I love how immediate music is. If I went to a club tonight and listened to a guy play acoustic songs, I would be able to experience his art right then and there. It’s different with a novel. You have to sit with it much longer, usually alone, and you have to do more work. I love the visceral immediacy of music. When I’m writing (and revising), I try to keep musicality in mind. My dream is for a reader to experience the sentences and rhythms and pacing on an immediate, visceral level, while experiencing the overall story and character arcs on a grander, more cerebral level. Hip hop influenced poetry is really fueled by sounds. I think novelists can aspire to that ear. Cormac McCarthy, for instance, is a writer with an amazing ear. I really value that.
One day I have to record an album. I’m not saying it’s going to be any good. But I need to go through that process. I think I’d learn so much. And I have dozens of tiny little songs I don’t want to forget.

THE REQUEST
Reproduce the section of the passage on music and writing starting at "One day I have" and ending at "want to forget.". The entries that come after this passage on music and writing are separate material.

DATA LISTING

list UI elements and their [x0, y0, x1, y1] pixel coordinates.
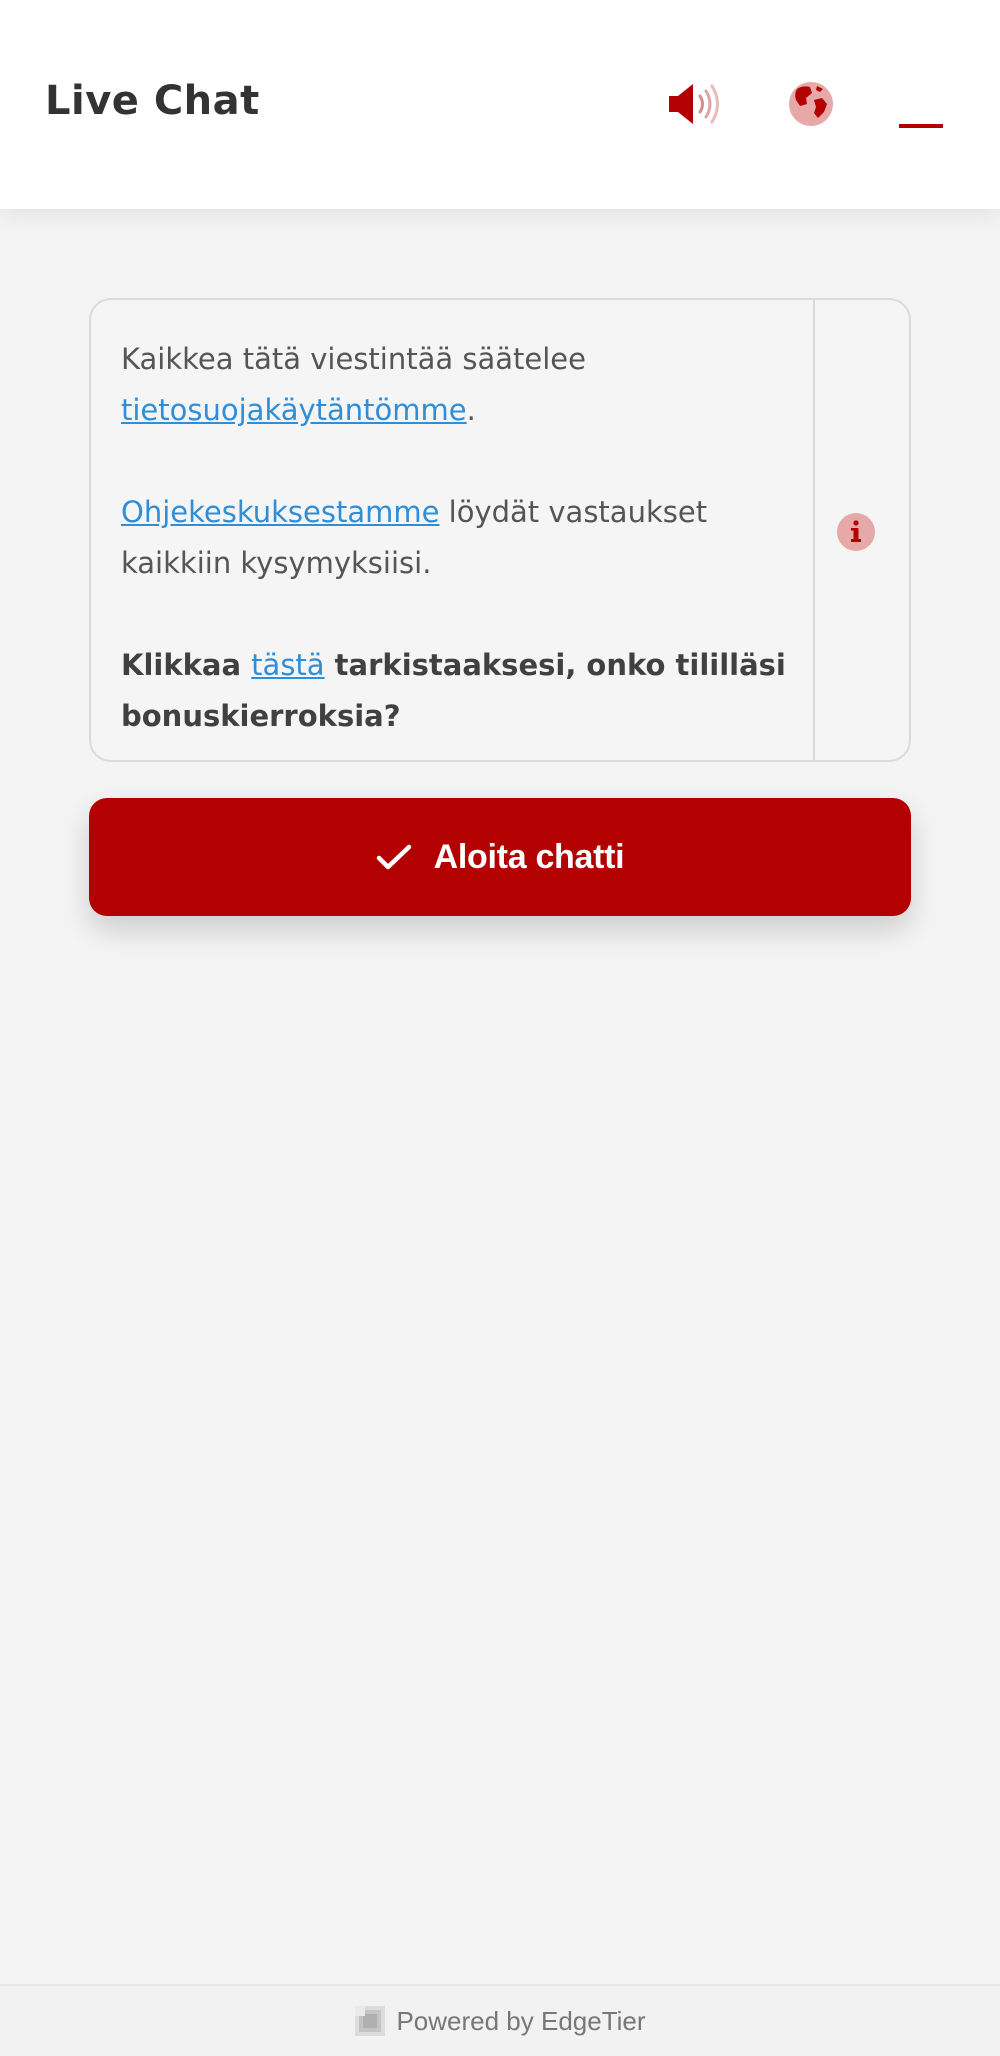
info-icon-container — [833, 509, 879, 555]
info-text: Kaikkea tätä viestintää säätelee tietosu… — [121, 334, 811, 742]
start-chat-button[interactable]: Aloita chatti — [89, 798, 911, 916]
privacy-policy-link[interactable]: tietosuojakäytäntömme — [121, 393, 467, 427]
minimize-button[interactable] — [889, 72, 953, 136]
chat-header: Live Chat — [0, 0, 1000, 209]
check-icon — [376, 843, 412, 871]
edgetier-logo-icon — [354, 2005, 386, 2037]
speaker-icon — [669, 84, 719, 124]
sound-toggle-button[interactable] — [665, 72, 729, 136]
privacy-text: Kaikkea tätä viestintää säätelee — [121, 342, 586, 376]
globe-icon — [789, 82, 833, 126]
chat-window: Live Chat Kaikkea tätä viestintää säätel… — [0, 0, 1000, 2056]
info-notice-card: Kaikkea tätä viestintää säätelee tietosu… — [89, 298, 911, 762]
privacy-period: . — [466, 393, 476, 427]
start-chat-label: Aloita chatti — [433, 837, 625, 876]
bonus-check-link[interactable]: tästä — [251, 648, 324, 682]
info-icon — [837, 513, 875, 551]
bonus-prefix: Klikkaa — [121, 648, 252, 682]
info-divider — [813, 300, 815, 760]
header-title: Live Chat — [45, 78, 260, 124]
bonus-paragraph: Klikkaa tästä tarkistaaksesi, onko tilil… — [121, 640, 811, 742]
minimize-icon — [899, 124, 943, 128]
privacy-paragraph: Kaikkea tätä viestintää säätelee tietosu… — [121, 334, 811, 436]
powered-by-text[interactable]: Powered by EdgeTier — [396, 2006, 645, 2037]
language-button[interactable] — [779, 72, 843, 136]
help-center-link[interactable]: Ohjekeskuksestamme — [121, 495, 439, 529]
help-paragraph: Ohjekeskuksestamme löydät vastaukset kai… — [121, 487, 811, 589]
footer: Powered by EdgeTier — [0, 1984, 1000, 2056]
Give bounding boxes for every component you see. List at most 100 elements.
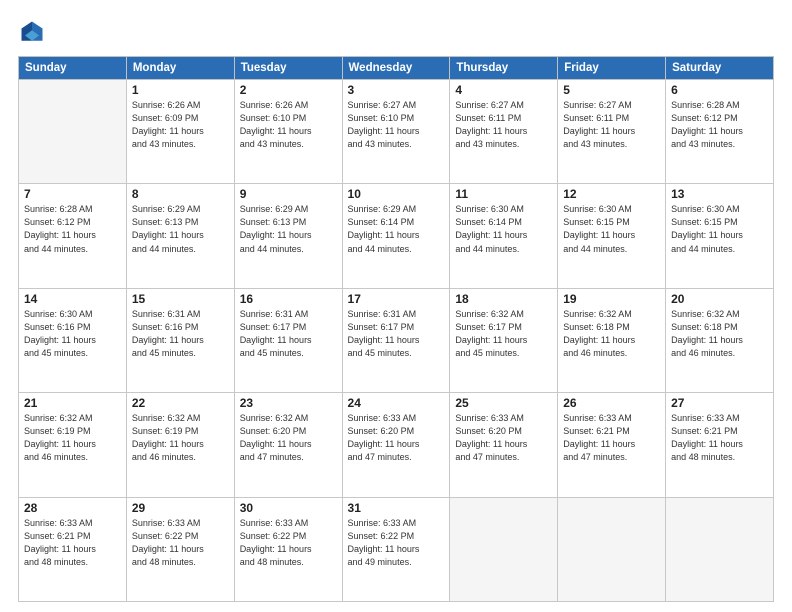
page: SundayMondayTuesdayWednesdayThursdayFrid…	[0, 0, 792, 612]
calendar-cell: 10 Sunrise: 6:29 AM Sunset: 6:14 PM Dayli…	[342, 184, 450, 288]
calendar-cell: 29 Sunrise: 6:33 AM Sunset: 6:22 PM Dayli…	[126, 497, 234, 601]
calendar-cell: 18 Sunrise: 6:32 AM Sunset: 6:17 PM Dayli…	[450, 288, 558, 392]
calendar-cell: 31 Sunrise: 6:33 AM Sunset: 6:22 PM Dayli…	[342, 497, 450, 601]
day-info: Sunrise: 6:33 AM Sunset: 6:21 PM Dayligh…	[563, 412, 660, 464]
day-number: 20	[671, 292, 768, 306]
day-info: Sunrise: 6:27 AM Sunset: 6:11 PM Dayligh…	[563, 99, 660, 151]
calendar-cell: 6 Sunrise: 6:28 AM Sunset: 6:12 PM Daylig…	[666, 80, 774, 184]
calendar-cell: 2 Sunrise: 6:26 AM Sunset: 6:10 PM Daylig…	[234, 80, 342, 184]
calendar-cell: 1 Sunrise: 6:26 AM Sunset: 6:09 PM Daylig…	[126, 80, 234, 184]
day-number: 30	[240, 501, 337, 515]
day-info: Sunrise: 6:32 AM Sunset: 6:19 PM Dayligh…	[24, 412, 121, 464]
day-info: Sunrise: 6:32 AM Sunset: 6:19 PM Dayligh…	[132, 412, 229, 464]
day-info: Sunrise: 6:29 AM Sunset: 6:13 PM Dayligh…	[240, 203, 337, 255]
day-number: 3	[348, 83, 445, 97]
calendar-cell: 21Sunrise: 6:32 AM Sunset: 6:19 PM Dayli…	[19, 393, 127, 497]
calendar-cell: 25 Sunrise: 6:33 AM Sunset: 6:20 PM Dayli…	[450, 393, 558, 497]
calendar-cell: 16 Sunrise: 6:31 AM Sunset: 6:17 PM Dayli…	[234, 288, 342, 392]
day-info: Sunrise: 6:32 AM Sunset: 6:20 PM Dayligh…	[240, 412, 337, 464]
calendar-cell: 4Sunrise: 6:27 AM Sunset: 6:11 PM Daylig…	[450, 80, 558, 184]
day-info: Sunrise: 6:28 AM Sunset: 6:12 PM Dayligh…	[24, 203, 121, 255]
calendar-cell: 27 Sunrise: 6:33 AM Sunset: 6:21 PM Dayli…	[666, 393, 774, 497]
calendar-cell: 23Sunrise: 6:32 AM Sunset: 6:20 PM Dayli…	[234, 393, 342, 497]
calendar-cell: 19Sunrise: 6:32 AM Sunset: 6:18 PM Dayli…	[558, 288, 666, 392]
calendar-cell: 8 Sunrise: 6:29 AM Sunset: 6:13 PM Daylig…	[126, 184, 234, 288]
day-info: Sunrise: 6:30 AM Sunset: 6:14 PM Dayligh…	[455, 203, 552, 255]
calendar-cell: 22 Sunrise: 6:32 AM Sunset: 6:19 PM Dayli…	[126, 393, 234, 497]
weekday-header-friday: Friday	[558, 57, 666, 80]
calendar-cell: 14 Sunrise: 6:30 AM Sunset: 6:16 PM Dayli…	[19, 288, 127, 392]
day-info: Sunrise: 6:33 AM Sunset: 6:20 PM Dayligh…	[348, 412, 445, 464]
weekday-header-thursday: Thursday	[450, 57, 558, 80]
day-number: 6	[671, 83, 768, 97]
day-info: Sunrise: 6:31 AM Sunset: 6:16 PM Dayligh…	[132, 308, 229, 360]
day-info: Sunrise: 6:27 AM Sunset: 6:11 PM Dayligh…	[455, 99, 552, 151]
day-number: 26	[563, 396, 660, 410]
header	[18, 18, 774, 46]
logo	[18, 18, 50, 46]
day-number: 29	[132, 501, 229, 515]
day-number: 22	[132, 396, 229, 410]
day-number: 9	[240, 187, 337, 201]
calendar-cell: 7 Sunrise: 6:28 AM Sunset: 6:12 PM Daylig…	[19, 184, 127, 288]
day-number: 17	[348, 292, 445, 306]
day-info: Sunrise: 6:33 AM Sunset: 6:20 PM Dayligh…	[455, 412, 552, 464]
weekday-header-saturday: Saturday	[666, 57, 774, 80]
calendar-cell: 26 Sunrise: 6:33 AM Sunset: 6:21 PM Dayli…	[558, 393, 666, 497]
day-info: Sunrise: 6:30 AM Sunset: 6:15 PM Dayligh…	[563, 203, 660, 255]
day-number: 8	[132, 187, 229, 201]
calendar-cell: 24 Sunrise: 6:33 AM Sunset: 6:20 PM Dayli…	[342, 393, 450, 497]
day-info: Sunrise: 6:32 AM Sunset: 6:18 PM Dayligh…	[671, 308, 768, 360]
day-number: 25	[455, 396, 552, 410]
day-number: 7	[24, 187, 121, 201]
day-info: Sunrise: 6:33 AM Sunset: 6:21 PM Dayligh…	[671, 412, 768, 464]
day-info: Sunrise: 6:28 AM Sunset: 6:12 PM Dayligh…	[671, 99, 768, 151]
logo-icon	[18, 18, 46, 46]
day-number: 14	[24, 292, 121, 306]
weekday-header-wednesday: Wednesday	[342, 57, 450, 80]
calendar-cell: 30 Sunrise: 6:33 AM Sunset: 6:22 PM Dayli…	[234, 497, 342, 601]
calendar-cell: 9 Sunrise: 6:29 AM Sunset: 6:13 PM Daylig…	[234, 184, 342, 288]
day-info: Sunrise: 6:31 AM Sunset: 6:17 PM Dayligh…	[348, 308, 445, 360]
calendar-cell	[450, 497, 558, 601]
weekday-header-tuesday: Tuesday	[234, 57, 342, 80]
day-number: 2	[240, 83, 337, 97]
calendar-cell: 12 Sunrise: 6:30 AM Sunset: 6:15 PM Dayli…	[558, 184, 666, 288]
calendar-cell: 13 Sunrise: 6:30 AM Sunset: 6:15 PM Dayli…	[666, 184, 774, 288]
day-info: Sunrise: 6:30 AM Sunset: 6:15 PM Dayligh…	[671, 203, 768, 255]
weekday-header-monday: Monday	[126, 57, 234, 80]
day-number: 12	[563, 187, 660, 201]
day-info: Sunrise: 6:33 AM Sunset: 6:22 PM Dayligh…	[348, 517, 445, 569]
day-number: 18	[455, 292, 552, 306]
day-info: Sunrise: 6:26 AM Sunset: 6:09 PM Dayligh…	[132, 99, 229, 151]
calendar-cell: 28 Sunrise: 6:33 AM Sunset: 6:21 PM Dayli…	[19, 497, 127, 601]
calendar-cell: 5 Sunrise: 6:27 AM Sunset: 6:11 PM Daylig…	[558, 80, 666, 184]
calendar-cell: 3 Sunrise: 6:27 AM Sunset: 6:10 PM Daylig…	[342, 80, 450, 184]
day-number: 19	[563, 292, 660, 306]
calendar-cell: 17 Sunrise: 6:31 AM Sunset: 6:17 PM Dayli…	[342, 288, 450, 392]
day-info: Sunrise: 6:33 AM Sunset: 6:22 PM Dayligh…	[132, 517, 229, 569]
day-info: Sunrise: 6:27 AM Sunset: 6:10 PM Dayligh…	[348, 99, 445, 151]
day-info: Sunrise: 6:31 AM Sunset: 6:17 PM Dayligh…	[240, 308, 337, 360]
day-number: 11	[455, 187, 552, 201]
calendar-cell: 20 Sunrise: 6:32 AM Sunset: 6:18 PM Dayli…	[666, 288, 774, 392]
day-info: Sunrise: 6:29 AM Sunset: 6:14 PM Dayligh…	[348, 203, 445, 255]
day-number: 10	[348, 187, 445, 201]
day-number: 24	[348, 396, 445, 410]
day-number: 1	[132, 83, 229, 97]
day-number: 31	[348, 501, 445, 515]
day-info: Sunrise: 6:26 AM Sunset: 6:10 PM Dayligh…	[240, 99, 337, 151]
calendar-table: SundayMondayTuesdayWednesdayThursdayFrid…	[18, 56, 774, 602]
day-info: Sunrise: 6:33 AM Sunset: 6:22 PM Dayligh…	[240, 517, 337, 569]
day-number: 27	[671, 396, 768, 410]
calendar-cell: 11 Sunrise: 6:30 AM Sunset: 6:14 PM Dayli…	[450, 184, 558, 288]
day-number: 16	[240, 292, 337, 306]
day-info: Sunrise: 6:30 AM Sunset: 6:16 PM Dayligh…	[24, 308, 121, 360]
day-info: Sunrise: 6:29 AM Sunset: 6:13 PM Dayligh…	[132, 203, 229, 255]
day-number: 28	[24, 501, 121, 515]
calendar-cell	[666, 497, 774, 601]
day-number: 13	[671, 187, 768, 201]
day-info: Sunrise: 6:33 AM Sunset: 6:21 PM Dayligh…	[24, 517, 121, 569]
day-info: Sunrise: 6:32 AM Sunset: 6:17 PM Dayligh…	[455, 308, 552, 360]
day-number: 5	[563, 83, 660, 97]
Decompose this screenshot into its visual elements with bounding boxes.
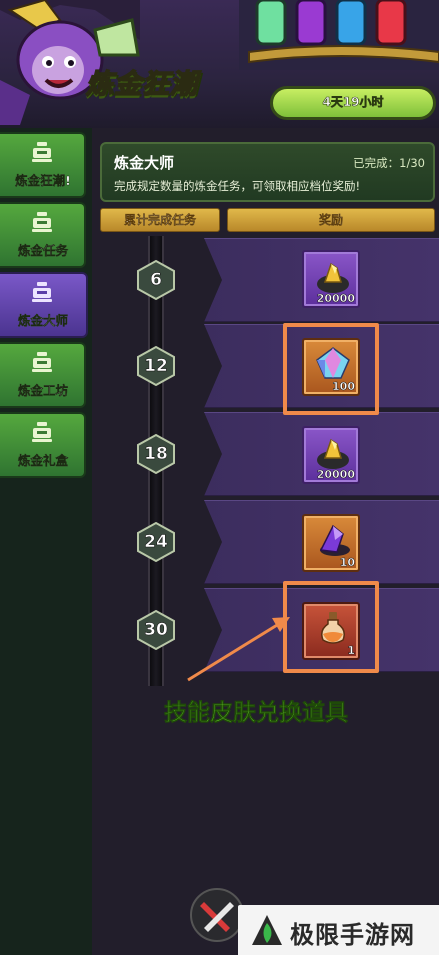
scale-icon [32, 142, 52, 162]
panel-description: 完成规定数量的炼金任务，可领取相应档位奖励! [114, 179, 361, 193]
scale-icon [32, 282, 52, 302]
progress-text: 已完成：1/30 [353, 156, 425, 170]
row-notch [204, 500, 222, 584]
reward-quantity: 20000 [316, 292, 355, 306]
scale-icon [32, 422, 52, 442]
row-notch [204, 588, 222, 672]
reward-quantity: 20000 [316, 468, 355, 482]
info-box: 炼金大师 已完成：1/30 完成规定数量的炼金任务，可领取相应档位奖励! [100, 142, 435, 202]
tab-label: 炼金礼盒 [17, 453, 68, 468]
row-notch [204, 412, 222, 496]
reward-item-gold-ore[interactable]: 20000 [302, 250, 360, 308]
gold-ore-icon [317, 262, 349, 293]
gold-ore-icon [317, 438, 349, 469]
milestone-node: 18 [136, 434, 176, 474]
highlight-box [283, 581, 379, 673]
purple-crystal-icon [319, 524, 350, 556]
tab-alchemy-giftbox[interactable]: 炼金礼盒 [0, 412, 86, 478]
leaf-logo-icon [252, 915, 282, 945]
tab-label: 炼金大师 [17, 313, 68, 328]
tab-alchemy-tasks[interactable]: 炼金任务 [0, 202, 86, 268]
milestone-count: 6 [150, 270, 162, 291]
highlight-box [283, 323, 379, 415]
main-panel: 炼金大师 已完成：1/30 完成规定数量的炼金任务，可领取相应档位奖励! 累计完… [92, 128, 439, 955]
potion-tubes-icon [239, 0, 439, 70]
row-notch [204, 324, 222, 408]
tab-alchemy-master[interactable]: 炼金大师 [0, 272, 88, 338]
scale-icon [32, 212, 52, 232]
sidebar: 炼金狂潮! 炼金任务 炼金大师 炼金工坊 炼金礼盒 [0, 128, 92, 955]
milestone-node: 24 [136, 522, 176, 562]
row-notch [204, 238, 222, 322]
column-header-tasks: 累计完成任务 [100, 208, 220, 232]
scale-icon [32, 352, 52, 372]
emblem-icon [190, 888, 244, 942]
tab-label: 炼金狂潮! [15, 173, 71, 188]
milestone-node: 12 [136, 346, 176, 386]
tab-alchemy-rush[interactable]: 炼金狂潮! [0, 132, 86, 198]
milestone-count: 12 [144, 356, 168, 377]
reward-item-gold-ore[interactable]: 20000 [302, 426, 360, 484]
tab-label: 炼金工坊 [17, 383, 68, 398]
column-header-rewards: 奖励 [227, 208, 435, 232]
event-title: 炼金狂潮 [85, 68, 198, 101]
milestone-count: 18 [144, 444, 168, 465]
countdown-timer: 4天19小时 [322, 95, 384, 110]
milestone-node: 30 [136, 610, 176, 650]
callout-label: 技能皮肤兑换道具 [164, 700, 349, 727]
milestone-node: 6 [136, 260, 176, 300]
tab-label: 炼金任务 [17, 243, 68, 258]
reward-quantity: 10 [339, 556, 355, 570]
milestone-count: 30 [144, 620, 168, 641]
watermark-logo: 极限手游网 [238, 905, 439, 955]
milestone-count: 24 [144, 532, 168, 553]
event-header: 炼金狂潮 4天19小时 [0, 0, 439, 128]
panel-title: 炼金大师 [114, 154, 175, 172]
reward-item-purple-crystal[interactable]: 10 [302, 514, 360, 572]
watermark-text: 极限手游网 [290, 920, 415, 949]
tab-alchemy-workshop[interactable]: 炼金工坊 [0, 342, 86, 408]
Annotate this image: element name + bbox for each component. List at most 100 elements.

SOLUTION TO THIS TASK
One day I have to record an album. I’m not saying it’s going to be any good. But I need to go through that process. I think I’d learn so much. And I have dozens of tiny little songs I don’t want to forget.